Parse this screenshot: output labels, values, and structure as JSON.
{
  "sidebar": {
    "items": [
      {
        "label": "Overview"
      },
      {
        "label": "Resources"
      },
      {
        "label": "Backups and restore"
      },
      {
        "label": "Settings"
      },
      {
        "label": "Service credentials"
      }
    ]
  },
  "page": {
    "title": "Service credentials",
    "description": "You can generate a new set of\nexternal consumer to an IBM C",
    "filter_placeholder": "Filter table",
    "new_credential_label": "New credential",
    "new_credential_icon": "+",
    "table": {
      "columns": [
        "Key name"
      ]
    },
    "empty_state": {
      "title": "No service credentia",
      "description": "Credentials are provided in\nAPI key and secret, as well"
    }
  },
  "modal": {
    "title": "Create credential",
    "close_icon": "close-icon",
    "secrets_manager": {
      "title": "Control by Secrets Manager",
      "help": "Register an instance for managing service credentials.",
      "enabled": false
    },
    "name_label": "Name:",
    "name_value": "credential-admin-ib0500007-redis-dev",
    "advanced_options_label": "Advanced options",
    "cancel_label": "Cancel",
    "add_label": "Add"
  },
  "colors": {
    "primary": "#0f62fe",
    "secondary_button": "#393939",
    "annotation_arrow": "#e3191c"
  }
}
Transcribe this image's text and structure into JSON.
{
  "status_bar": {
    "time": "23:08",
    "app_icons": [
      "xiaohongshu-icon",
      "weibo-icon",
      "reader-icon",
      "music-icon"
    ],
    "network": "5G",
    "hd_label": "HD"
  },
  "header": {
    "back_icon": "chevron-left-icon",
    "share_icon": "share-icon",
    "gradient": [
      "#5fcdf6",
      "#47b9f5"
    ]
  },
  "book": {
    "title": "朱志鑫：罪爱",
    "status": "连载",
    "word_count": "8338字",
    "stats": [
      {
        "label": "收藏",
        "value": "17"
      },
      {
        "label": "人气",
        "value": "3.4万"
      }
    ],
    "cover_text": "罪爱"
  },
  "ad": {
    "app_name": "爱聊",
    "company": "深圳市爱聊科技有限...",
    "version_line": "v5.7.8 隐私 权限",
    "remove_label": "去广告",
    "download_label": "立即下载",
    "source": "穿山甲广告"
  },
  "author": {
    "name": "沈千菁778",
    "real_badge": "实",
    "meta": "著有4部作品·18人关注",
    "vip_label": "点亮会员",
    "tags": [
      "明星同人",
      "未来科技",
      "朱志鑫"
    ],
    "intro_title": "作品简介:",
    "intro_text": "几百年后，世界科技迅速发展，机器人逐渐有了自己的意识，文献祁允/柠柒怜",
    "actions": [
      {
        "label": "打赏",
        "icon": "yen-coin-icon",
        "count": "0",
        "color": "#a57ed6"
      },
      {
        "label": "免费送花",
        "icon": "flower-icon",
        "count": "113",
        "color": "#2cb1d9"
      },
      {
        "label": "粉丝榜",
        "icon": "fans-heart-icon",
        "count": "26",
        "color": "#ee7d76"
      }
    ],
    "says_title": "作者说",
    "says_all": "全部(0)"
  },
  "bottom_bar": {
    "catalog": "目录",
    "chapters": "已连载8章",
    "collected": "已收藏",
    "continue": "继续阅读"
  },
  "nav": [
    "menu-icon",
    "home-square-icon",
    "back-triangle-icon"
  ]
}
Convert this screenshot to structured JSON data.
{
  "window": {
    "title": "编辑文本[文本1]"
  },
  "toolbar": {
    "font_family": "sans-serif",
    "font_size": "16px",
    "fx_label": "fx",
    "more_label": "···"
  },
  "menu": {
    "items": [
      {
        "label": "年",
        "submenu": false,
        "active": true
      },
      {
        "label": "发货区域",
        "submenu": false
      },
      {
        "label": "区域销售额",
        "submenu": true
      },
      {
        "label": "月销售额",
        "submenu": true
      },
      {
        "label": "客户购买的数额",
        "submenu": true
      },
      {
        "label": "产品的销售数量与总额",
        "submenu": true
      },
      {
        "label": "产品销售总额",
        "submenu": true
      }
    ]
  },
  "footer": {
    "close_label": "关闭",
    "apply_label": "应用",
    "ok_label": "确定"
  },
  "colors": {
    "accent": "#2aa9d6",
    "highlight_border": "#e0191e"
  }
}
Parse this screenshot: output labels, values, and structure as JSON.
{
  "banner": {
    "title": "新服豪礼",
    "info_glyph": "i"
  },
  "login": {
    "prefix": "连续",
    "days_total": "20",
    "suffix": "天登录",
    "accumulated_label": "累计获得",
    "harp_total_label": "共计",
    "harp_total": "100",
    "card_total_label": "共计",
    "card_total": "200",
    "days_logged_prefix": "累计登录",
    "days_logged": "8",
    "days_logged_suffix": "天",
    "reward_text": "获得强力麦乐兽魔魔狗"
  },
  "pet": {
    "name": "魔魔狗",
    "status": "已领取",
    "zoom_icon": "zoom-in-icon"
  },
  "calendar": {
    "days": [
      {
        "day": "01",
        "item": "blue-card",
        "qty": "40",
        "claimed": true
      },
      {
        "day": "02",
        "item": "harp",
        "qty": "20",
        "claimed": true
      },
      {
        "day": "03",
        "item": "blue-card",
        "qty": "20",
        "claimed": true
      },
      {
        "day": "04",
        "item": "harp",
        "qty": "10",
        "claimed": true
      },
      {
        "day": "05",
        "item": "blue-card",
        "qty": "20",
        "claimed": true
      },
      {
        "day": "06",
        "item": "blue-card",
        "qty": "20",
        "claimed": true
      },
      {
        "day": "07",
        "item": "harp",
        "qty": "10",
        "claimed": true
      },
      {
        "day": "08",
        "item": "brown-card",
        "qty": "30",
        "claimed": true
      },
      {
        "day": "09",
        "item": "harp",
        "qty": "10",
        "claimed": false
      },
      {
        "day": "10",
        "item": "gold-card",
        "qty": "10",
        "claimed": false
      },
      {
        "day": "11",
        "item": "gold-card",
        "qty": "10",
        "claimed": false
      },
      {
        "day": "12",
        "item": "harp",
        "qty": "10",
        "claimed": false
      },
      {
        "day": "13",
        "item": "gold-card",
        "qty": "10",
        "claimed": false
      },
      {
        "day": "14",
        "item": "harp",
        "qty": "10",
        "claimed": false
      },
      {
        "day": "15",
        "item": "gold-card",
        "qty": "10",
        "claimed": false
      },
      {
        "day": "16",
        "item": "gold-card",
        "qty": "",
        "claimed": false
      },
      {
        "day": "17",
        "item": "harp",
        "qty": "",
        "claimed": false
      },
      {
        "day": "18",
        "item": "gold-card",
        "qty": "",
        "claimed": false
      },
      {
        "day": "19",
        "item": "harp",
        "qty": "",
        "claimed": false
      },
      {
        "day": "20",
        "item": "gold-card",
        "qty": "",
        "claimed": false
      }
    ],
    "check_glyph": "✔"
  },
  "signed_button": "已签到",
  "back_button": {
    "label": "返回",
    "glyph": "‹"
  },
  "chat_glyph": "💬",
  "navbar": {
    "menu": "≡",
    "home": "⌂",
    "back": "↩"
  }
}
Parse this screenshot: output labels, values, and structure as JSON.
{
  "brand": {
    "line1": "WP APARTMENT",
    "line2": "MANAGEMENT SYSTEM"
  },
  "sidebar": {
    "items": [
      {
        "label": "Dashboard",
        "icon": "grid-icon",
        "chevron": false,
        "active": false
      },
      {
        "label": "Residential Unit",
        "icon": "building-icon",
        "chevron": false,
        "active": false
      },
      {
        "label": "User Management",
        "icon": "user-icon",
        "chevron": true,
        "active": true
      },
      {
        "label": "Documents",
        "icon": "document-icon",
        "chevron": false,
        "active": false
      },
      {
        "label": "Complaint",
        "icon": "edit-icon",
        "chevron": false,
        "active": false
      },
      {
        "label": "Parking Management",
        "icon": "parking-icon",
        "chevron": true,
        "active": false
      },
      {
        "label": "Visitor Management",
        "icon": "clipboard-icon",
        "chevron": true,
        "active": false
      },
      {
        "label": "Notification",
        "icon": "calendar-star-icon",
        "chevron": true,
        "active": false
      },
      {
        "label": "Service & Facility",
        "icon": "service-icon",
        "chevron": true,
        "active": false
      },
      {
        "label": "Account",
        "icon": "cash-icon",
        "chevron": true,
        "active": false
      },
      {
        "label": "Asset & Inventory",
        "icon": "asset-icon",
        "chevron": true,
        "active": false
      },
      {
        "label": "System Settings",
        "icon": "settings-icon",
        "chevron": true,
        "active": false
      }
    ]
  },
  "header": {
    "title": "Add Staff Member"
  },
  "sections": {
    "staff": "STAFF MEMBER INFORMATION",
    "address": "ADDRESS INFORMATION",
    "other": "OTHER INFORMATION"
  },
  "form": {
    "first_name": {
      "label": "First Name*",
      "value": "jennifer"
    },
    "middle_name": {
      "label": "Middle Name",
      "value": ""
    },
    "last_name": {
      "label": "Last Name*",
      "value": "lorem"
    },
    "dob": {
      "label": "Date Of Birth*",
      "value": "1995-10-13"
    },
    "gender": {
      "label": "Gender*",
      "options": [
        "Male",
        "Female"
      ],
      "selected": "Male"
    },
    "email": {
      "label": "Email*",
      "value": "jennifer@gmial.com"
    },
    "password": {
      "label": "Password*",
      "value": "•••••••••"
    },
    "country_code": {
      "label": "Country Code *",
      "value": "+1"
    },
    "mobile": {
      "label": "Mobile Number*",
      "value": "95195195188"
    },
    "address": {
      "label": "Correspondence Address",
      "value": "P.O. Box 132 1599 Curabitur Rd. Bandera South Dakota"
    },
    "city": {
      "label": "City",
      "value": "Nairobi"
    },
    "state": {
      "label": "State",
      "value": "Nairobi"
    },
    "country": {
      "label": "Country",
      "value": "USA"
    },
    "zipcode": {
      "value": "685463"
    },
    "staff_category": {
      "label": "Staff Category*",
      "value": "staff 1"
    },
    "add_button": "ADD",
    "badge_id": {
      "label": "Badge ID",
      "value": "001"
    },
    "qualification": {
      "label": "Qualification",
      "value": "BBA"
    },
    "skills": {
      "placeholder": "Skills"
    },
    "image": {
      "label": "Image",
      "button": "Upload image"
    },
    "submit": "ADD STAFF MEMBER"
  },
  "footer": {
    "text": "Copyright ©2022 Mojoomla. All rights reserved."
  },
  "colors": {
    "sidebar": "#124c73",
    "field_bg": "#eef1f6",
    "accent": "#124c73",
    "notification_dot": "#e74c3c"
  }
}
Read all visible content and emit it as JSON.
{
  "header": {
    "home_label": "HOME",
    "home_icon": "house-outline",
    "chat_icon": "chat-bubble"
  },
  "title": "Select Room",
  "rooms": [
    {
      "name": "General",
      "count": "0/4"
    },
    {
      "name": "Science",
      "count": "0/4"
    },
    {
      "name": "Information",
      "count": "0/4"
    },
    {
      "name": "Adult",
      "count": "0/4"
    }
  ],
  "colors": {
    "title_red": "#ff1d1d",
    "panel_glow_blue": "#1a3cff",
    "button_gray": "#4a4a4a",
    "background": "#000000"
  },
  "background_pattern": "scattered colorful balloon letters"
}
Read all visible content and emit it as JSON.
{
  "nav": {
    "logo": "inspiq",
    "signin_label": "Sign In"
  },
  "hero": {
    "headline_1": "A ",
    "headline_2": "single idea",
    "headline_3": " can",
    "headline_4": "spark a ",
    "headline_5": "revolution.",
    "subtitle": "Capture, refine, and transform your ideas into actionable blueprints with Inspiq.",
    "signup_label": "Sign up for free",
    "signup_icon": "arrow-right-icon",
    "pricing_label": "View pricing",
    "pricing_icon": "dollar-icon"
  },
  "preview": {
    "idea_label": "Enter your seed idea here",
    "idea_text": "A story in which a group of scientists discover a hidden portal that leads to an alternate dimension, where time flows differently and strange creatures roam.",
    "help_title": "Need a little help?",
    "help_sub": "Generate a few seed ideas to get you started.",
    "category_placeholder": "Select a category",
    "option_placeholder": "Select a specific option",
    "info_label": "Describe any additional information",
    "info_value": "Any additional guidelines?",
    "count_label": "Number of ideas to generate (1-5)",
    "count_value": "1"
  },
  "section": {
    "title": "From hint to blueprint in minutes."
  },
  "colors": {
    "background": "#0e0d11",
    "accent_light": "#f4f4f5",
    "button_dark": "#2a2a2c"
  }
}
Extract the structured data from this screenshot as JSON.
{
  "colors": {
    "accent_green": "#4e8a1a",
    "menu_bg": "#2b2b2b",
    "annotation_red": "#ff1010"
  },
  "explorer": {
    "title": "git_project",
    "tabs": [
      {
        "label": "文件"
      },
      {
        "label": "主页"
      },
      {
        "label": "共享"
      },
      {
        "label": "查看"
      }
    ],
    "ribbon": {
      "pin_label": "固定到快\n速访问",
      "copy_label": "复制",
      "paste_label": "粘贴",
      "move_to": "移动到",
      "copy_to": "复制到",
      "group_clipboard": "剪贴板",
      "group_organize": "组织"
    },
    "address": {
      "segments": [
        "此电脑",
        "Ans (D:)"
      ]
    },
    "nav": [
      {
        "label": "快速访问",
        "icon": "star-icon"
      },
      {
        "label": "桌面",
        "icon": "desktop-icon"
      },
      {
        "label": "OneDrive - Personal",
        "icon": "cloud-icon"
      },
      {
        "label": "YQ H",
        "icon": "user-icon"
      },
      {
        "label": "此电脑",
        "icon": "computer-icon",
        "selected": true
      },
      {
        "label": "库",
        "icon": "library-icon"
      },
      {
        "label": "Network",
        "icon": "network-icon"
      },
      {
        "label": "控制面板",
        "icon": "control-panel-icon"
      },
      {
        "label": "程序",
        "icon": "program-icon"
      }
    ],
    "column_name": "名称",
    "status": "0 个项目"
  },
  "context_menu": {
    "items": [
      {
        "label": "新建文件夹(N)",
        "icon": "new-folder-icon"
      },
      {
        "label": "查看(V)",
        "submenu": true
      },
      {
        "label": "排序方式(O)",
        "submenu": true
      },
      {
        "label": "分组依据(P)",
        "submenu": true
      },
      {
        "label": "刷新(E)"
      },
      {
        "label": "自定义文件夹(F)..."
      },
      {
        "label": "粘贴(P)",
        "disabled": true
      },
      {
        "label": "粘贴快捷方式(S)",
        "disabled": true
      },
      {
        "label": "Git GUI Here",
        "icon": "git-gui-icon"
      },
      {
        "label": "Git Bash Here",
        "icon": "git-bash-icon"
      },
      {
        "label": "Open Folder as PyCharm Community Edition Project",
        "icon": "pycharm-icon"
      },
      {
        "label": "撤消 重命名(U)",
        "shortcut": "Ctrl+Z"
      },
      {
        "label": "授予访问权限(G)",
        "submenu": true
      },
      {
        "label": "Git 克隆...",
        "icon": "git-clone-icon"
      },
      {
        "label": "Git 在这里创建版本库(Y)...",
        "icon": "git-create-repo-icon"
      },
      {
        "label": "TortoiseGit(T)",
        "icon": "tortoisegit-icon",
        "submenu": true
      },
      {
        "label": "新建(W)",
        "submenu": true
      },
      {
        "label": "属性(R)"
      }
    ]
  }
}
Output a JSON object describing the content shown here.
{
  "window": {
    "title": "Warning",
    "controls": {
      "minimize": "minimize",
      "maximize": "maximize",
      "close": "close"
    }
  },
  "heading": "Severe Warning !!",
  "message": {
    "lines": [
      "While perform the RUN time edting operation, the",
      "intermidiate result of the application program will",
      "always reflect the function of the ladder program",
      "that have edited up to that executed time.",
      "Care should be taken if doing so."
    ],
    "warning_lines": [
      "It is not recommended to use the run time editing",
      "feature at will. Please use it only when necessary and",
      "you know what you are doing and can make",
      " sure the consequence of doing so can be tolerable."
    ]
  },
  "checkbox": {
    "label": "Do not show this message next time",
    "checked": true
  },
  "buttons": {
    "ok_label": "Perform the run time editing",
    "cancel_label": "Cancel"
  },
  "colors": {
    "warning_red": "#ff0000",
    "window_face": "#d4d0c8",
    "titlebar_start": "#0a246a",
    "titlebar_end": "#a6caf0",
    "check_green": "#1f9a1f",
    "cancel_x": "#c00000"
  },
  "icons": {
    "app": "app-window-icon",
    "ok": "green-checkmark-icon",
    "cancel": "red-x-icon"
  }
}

┄┄┄┄┄┄┄┄┄┄┄┄┄┄┄┄┄┄┄┄

Exercise: Beginning at the line that contains "Output a JSON", retype each line of the listing up to and including the last one, exactly as it stands, and nothing else.

Response:
Output a JSON object describing the content shown here.
{
  "window": {
    "title": "Warning",
    "controls": {
      "minimize": "minimize",
      "maximize": "maximize",
      "close": "close"
    }
  },
  "heading": "Severe Warning !!",
  "message": {
    "lines": [
      "While perform the RUN time edting operation, the",
      "intermidiate result of the application program will",
      "always reflect the function of the ladder program",
      "that have edited up to that executed time.",
      "Care should be taken if doing so."
    ],
    "warning_lines": [
      "It is not recommended to use the run time editing",
      "feature at will. Please use it only when necessary and",
      "you know what you are doing and can make",
      " sure the consequence of doing so can be tolerable."
    ]
  },
  "checkbox": {
    "label": "Do not show this message next time",
    "checked": true
  },
  "buttons": {
    "ok_label": "Perform the run time editing",
    "cancel_label": "Cancel"
  },
  "colors": {
    "warning_red": "#ff0000",
    "window_face": "#d4d0c8",
    "titlebar_start": "#0a246a",
    "titlebar_end": "#a6caf0",
    "check_green": "#1f9a1f",
    "cancel_x": "#c00000"
  },
  "icons": {
    "app": "app-window-icon",
    "ok": "green-checkmark-icon",
    "cancel": "red-x-icon"
  }
}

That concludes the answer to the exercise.